▶ _Your goal_: Below are the records; copy each line in them that holds the word "this".
BEGIN
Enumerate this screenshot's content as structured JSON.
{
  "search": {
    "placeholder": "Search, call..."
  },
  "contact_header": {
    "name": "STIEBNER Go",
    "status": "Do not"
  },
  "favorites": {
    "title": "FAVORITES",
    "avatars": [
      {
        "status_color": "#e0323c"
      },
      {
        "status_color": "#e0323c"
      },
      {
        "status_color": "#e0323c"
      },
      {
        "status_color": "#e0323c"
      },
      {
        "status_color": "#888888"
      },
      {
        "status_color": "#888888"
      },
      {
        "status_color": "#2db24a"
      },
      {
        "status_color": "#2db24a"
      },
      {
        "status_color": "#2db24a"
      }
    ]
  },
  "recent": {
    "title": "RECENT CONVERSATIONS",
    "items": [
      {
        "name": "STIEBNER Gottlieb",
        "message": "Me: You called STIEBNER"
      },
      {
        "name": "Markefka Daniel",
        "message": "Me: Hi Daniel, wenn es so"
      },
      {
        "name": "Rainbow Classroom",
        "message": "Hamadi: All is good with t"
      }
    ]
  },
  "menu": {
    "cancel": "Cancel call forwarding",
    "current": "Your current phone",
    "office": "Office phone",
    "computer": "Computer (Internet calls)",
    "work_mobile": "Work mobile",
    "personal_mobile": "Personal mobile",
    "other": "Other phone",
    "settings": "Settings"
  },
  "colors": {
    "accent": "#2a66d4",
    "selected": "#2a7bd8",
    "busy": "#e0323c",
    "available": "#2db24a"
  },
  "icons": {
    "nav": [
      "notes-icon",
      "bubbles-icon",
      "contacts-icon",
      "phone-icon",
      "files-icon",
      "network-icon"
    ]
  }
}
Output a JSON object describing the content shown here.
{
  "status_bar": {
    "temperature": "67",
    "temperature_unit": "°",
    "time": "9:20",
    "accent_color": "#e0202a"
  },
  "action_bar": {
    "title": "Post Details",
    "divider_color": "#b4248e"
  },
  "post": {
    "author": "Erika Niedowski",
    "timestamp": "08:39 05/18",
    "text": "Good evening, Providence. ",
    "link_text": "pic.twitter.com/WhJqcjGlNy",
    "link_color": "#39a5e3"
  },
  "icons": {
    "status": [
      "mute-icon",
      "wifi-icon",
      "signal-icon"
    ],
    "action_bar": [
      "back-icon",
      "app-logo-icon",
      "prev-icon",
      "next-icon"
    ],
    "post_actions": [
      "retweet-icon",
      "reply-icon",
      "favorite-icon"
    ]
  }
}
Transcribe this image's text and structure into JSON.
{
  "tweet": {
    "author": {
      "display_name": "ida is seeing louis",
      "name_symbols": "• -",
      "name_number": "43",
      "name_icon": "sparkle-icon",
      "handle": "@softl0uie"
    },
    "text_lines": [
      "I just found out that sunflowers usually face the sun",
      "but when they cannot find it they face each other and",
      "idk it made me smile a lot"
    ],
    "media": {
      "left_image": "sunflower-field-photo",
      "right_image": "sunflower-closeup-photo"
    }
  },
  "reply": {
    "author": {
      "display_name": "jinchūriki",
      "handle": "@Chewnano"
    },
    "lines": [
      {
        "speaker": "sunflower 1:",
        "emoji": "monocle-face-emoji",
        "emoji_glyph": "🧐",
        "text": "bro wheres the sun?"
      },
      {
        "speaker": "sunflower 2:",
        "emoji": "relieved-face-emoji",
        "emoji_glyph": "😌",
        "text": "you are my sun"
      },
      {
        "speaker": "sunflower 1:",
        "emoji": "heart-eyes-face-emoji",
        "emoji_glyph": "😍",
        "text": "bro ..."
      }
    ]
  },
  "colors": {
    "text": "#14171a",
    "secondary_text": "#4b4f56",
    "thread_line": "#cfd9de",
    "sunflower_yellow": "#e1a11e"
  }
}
END
▶ _Task result_:
Enumerate this screenshot's content as structured JSON.
Transcribe this image's text and structure into JSON.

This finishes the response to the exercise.